===== Given records =====
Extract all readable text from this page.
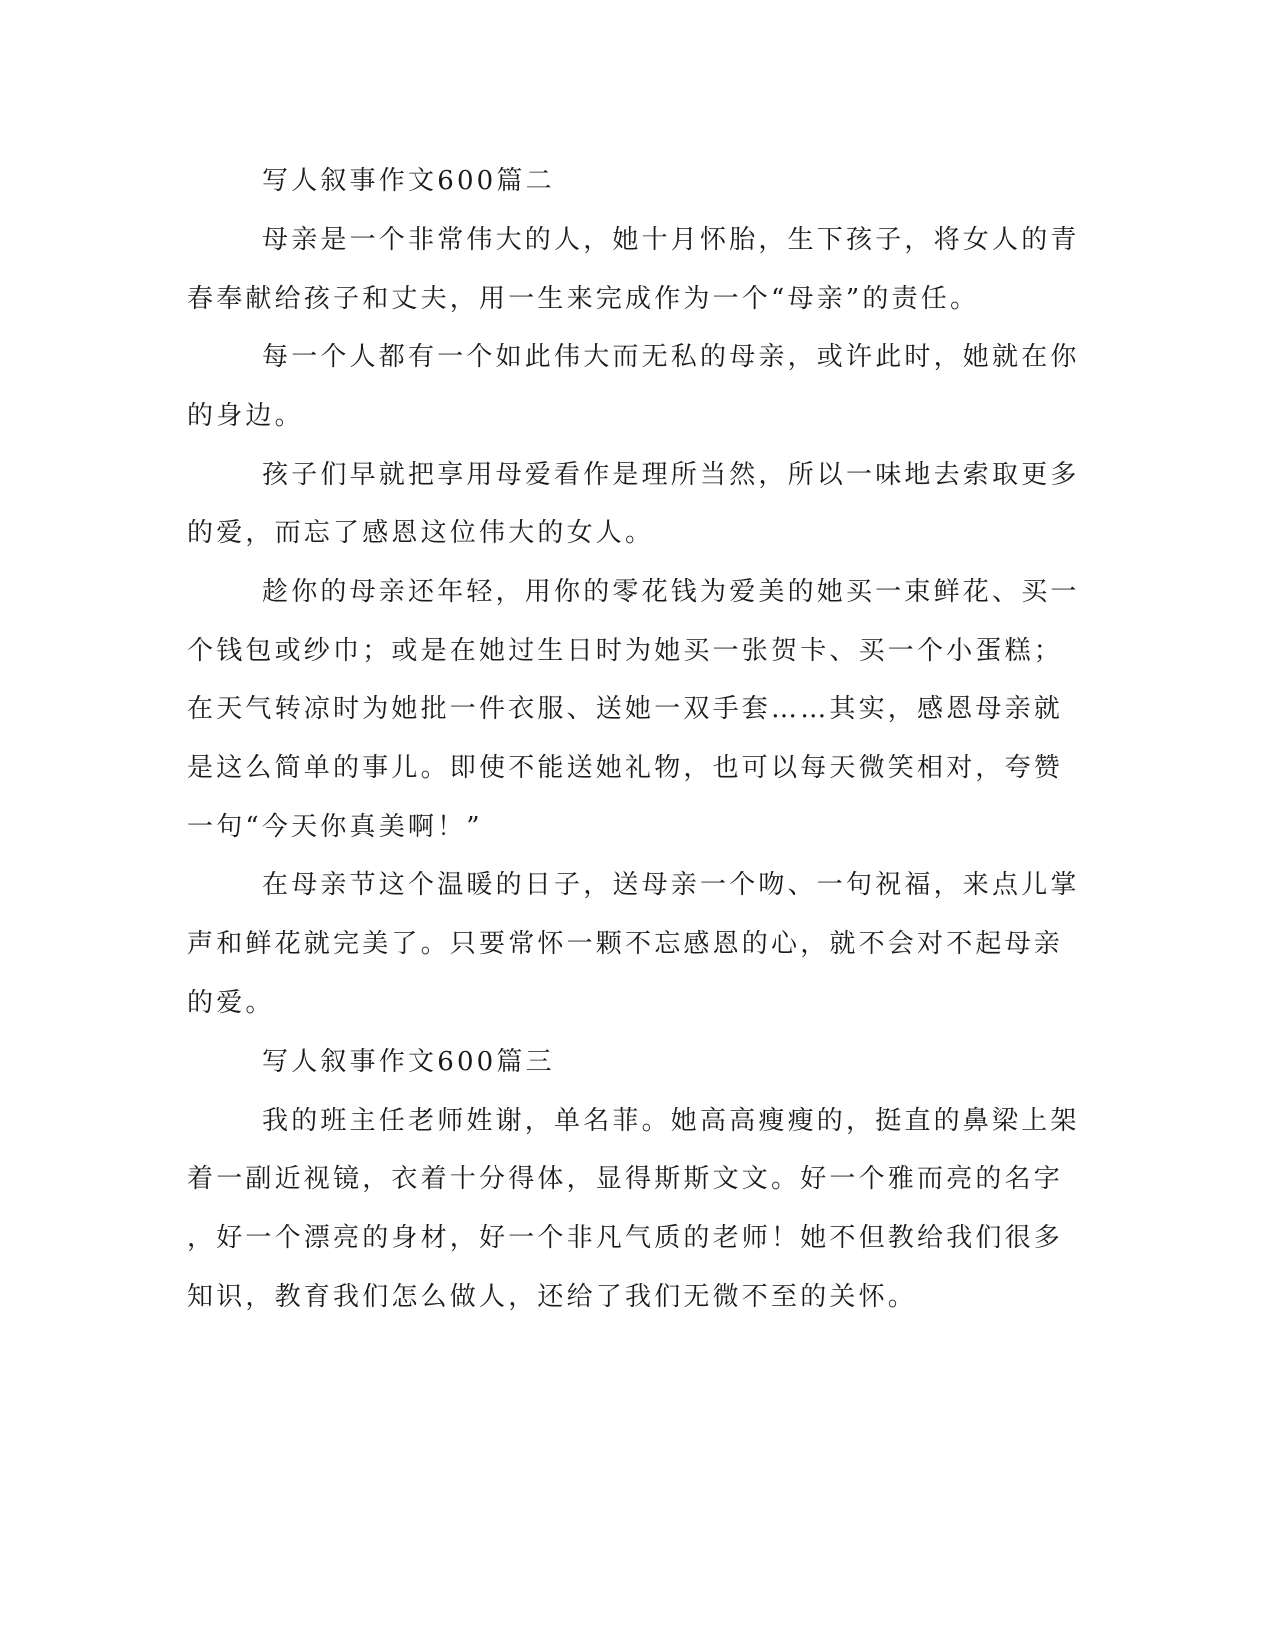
写人叙事作文600篇二
母亲是一个非常伟大的人，她十月怀胎，生下孩子，将女人的青
春奉献给孩子和丈夫，用一生来完成作为一个“母亲”的责任。
每一个人都有一个如此伟大而无私的母亲，或许此时，她就在你
的身边。
孩子们早就把享用母爱看作是理所当然，所以一味地去索取更多
的爱，而忘了感恩这位伟大的女人。
趁你的母亲还年轻，用你的零花钱为爱美的她买一束鲜花、买一
个钱包或纱巾；或是在她过生日时为她买一张贺卡、买一个小蛋糕；
在天气转凉时为她批一件衣服、送她一双手套……其实，感恩母亲就
是这么简单的事儿。即使不能送她礼物，也可以每天微笑相对，夸赞
一句“今天你真美啊！”
在母亲节这个温暖的日子，送母亲一个吻、一句祝福，来点儿掌
声和鲜花就完美了。只要常怀一颗不忘感恩的心，就不会对不起母亲
的爱。
写人叙事作文600篇三
我的班主任老师姓谢，单名菲。她高高瘦瘦的，挺直的鼻梁上架
着一副近视镜，衣着十分得体，显得斯斯文文。好一个雅而亮的名字
，好一个漂亮的身材，好一个非凡气质的老师！她不但教给我们很多
知识，教育我们怎么做人，还给了我们无微不至的关怀。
=====
Exercise directions
Leave every image out, and retype the material exactly.

Reply
Extract all readable text from this page.
写人叙事作文600篇二
母亲是一个非常伟大的人，她十月怀胎，生下孩子，将女人的青
春奉献给孩子和丈夫，用一生来完成作为一个“母亲”的责任。
每一个人都有一个如此伟大而无私的母亲，或许此时，她就在你
的身边。
孩子们早就把享用母爱看作是理所当然，所以一味地去索取更多
的爱，而忘了感恩这位伟大的女人。
趁你的母亲还年轻，用你的零花钱为爱美的她买一束鲜花、买一
个钱包或纱巾；或是在她过生日时为她买一张贺卡、买一个小蛋糕；
在天气转凉时为她批一件衣服、送她一双手套……其实，感恩母亲就
是这么简单的事儿。即使不能送她礼物，也可以每天微笑相对，夸赞
一句“今天你真美啊！”
在母亲节这个温暖的日子，送母亲一个吻、一句祝福，来点儿掌
声和鲜花就完美了。只要常怀一颗不忘感恩的心，就不会对不起母亲
的爱。
写人叙事作文600篇三
我的班主任老师姓谢，单名菲。她高高瘦瘦的，挺直的鼻梁上架
着一副近视镜，衣着十分得体，显得斯斯文文。好一个雅而亮的名字
，好一个漂亮的身材，好一个非凡气质的老师！她不但教给我们很多
知识，教育我们怎么做人，还给了我们无微不至的关怀。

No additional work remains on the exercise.